Problem to solve:
Repeat the listing below in full, exactly as it stands.

Supplied material:
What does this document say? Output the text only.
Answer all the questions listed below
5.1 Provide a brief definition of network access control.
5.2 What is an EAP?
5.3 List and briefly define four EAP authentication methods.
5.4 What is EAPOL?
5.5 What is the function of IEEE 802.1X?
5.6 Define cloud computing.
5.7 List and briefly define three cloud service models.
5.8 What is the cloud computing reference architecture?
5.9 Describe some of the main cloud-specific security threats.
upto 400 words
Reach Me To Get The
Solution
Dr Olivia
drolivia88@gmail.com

Answer to this exercise:
What does this document say? Output the text only.
Answer all the questions listed below
5.1 Provide a brief definition of network access control.
5.2 What is an EAP?
5.3 List and briefly define four EAP authentication methods.
5.4 What is EAPOL?
5.5 What is the function of IEEE 802.1X?
5.6 Define cloud computing.
5.7 List and briefly define three cloud service models.
5.8 What is the cloud computing reference architecture?
5.9 Describe some of the main cloud-specific security threats.
upto 400 words
Reach Me To Get The
Solution
Dr Olivia
drolivia88@gmail.com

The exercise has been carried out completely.